> Exercise objective: Transcribe the material below exactly as it appears.

> Dataset records:
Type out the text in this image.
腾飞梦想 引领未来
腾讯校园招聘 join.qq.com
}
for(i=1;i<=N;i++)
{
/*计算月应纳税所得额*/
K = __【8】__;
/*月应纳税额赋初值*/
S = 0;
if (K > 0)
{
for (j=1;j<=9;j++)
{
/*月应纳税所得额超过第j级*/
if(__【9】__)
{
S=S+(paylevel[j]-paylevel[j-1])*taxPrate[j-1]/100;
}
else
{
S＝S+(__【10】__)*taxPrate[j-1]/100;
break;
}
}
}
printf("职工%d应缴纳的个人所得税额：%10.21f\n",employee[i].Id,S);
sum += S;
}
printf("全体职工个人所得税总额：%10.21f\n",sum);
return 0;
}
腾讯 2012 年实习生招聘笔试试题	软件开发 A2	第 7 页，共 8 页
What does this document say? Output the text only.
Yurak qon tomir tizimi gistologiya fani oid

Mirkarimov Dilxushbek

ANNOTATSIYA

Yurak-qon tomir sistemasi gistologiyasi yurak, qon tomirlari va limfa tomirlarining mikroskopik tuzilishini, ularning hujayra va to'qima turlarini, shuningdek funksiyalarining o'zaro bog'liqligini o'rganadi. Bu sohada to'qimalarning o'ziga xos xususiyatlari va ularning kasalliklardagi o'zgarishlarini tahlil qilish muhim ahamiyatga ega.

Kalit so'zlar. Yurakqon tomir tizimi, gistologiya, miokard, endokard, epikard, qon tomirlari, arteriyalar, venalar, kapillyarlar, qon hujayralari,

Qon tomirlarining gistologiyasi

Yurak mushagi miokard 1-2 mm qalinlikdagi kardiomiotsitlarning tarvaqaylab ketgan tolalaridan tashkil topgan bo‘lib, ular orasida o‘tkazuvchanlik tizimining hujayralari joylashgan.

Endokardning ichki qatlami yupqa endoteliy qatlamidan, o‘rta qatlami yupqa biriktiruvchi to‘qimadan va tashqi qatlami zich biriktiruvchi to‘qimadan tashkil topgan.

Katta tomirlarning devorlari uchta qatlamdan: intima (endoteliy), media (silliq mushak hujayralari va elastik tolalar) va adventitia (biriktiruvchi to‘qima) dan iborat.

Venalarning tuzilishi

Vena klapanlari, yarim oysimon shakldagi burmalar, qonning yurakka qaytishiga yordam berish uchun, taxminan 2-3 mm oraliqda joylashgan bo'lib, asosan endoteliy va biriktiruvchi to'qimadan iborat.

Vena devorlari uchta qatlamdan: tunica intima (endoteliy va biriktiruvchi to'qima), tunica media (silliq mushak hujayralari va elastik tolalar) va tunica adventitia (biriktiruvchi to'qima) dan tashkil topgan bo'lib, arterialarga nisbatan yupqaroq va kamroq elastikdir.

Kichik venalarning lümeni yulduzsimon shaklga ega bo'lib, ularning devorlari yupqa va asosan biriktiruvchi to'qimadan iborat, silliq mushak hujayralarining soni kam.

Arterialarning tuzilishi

> Full answer:
Type out the text in this image.
腾飞梦想 引领未来
腾讯校园招聘 join.qq.com
}
for(i=1;i<=N;i++)
{
/*计算月应纳税所得额*/
K = __【8】__;
/*月应纳税额赋初值*/
S = 0;
if (K > 0)
{
for (j=1;j<=9;j++)
{
/*月应纳税所得额超过第j级*/
if(__【9】__)
{
S=S+(paylevel[j]-paylevel[j-1])*taxPrate[j-1]/100;
}
else
{
S＝S+(__【10】__)*taxPrate[j-1]/100;
break;
}
}
}
printf("职工%d应缴纳的个人所得税额：%10.21f\n",employee[i].Id,S);
sum += S;
}
printf("全体职工个人所得税总额：%10.21f\n",sum);
return 0;
}
腾讯 2012 年实习生招聘笔试试题	软件开发 A2	第 7 页，共 8 页
What does this document say? Output the text only.
Yurak qon tomir tizimi gistologiya fani oid

Mirkarimov Dilxushbek

ANNOTATSIYA

Yurak-qon tomir sistemasi gistologiyasi yurak, qon tomirlari va limfa tomirlarining mikroskopik tuzilishini, ularning hujayra va to'qima turlarini, shuningdek funksiyalarining o'zaro bog'liqligini o'rganadi. Bu sohada to'qimalarning o'ziga xos xususiyatlari va ularning kasalliklardagi o'zgarishlarini tahlil qilish muhim ahamiyatga ega.

Kalit so'zlar. Yurakqon tomir tizimi, gistologiya, miokard, endokard, epikard, qon tomirlari, arteriyalar, venalar, kapillyarlar, qon hujayralari,

Qon tomirlarining gistologiyasi

Yurak mushagi miokard 1-2 mm qalinlikdagi kardiomiotsitlarning tarvaqaylab ketgan tolalaridan tashkil topgan bo‘lib, ular orasida o‘tkazuvchanlik tizimining hujayralari joylashgan.

Endokardning ichki qatlami yupqa endoteliy qatlamidan, o‘rta qatlami yupqa biriktiruvchi to‘qimadan va tashqi qatlami zich biriktiruvchi to‘qimadan tashkil topgan.

Katta tomirlarning devorlari uchta qatlamdan: intima (endoteliy), media (silliq mushak hujayralari va elastik tolalar) va adventitia (biriktiruvchi to‘qima) dan iborat.

Venalarning tuzilishi

Vena klapanlari, yarim oysimon shakldagi burmalar, qonning yurakka qaytishiga yordam berish uchun, taxminan 2-3 mm oraliqda joylashgan bo'lib, asosan endoteliy va biriktiruvchi to'qimadan iborat.

Vena devorlari uchta qatlamdan: tunica intima (endoteliy va biriktiruvchi to'qima), tunica media (silliq mushak hujayralari va elastik tolalar) va tunica adventitia (biriktiruvchi to'qima) dan tashkil topgan bo'lib, arterialarga nisbatan yupqaroq va kamroq elastikdir.

Kichik venalarning lümeni yulduzsimon shaklga ega bo'lib, ularning devorlari yupqa va asosan biriktiruvchi to'qimadan iborat, silliq mushak hujayralarining soni kam.

Arterialarning tuzilishi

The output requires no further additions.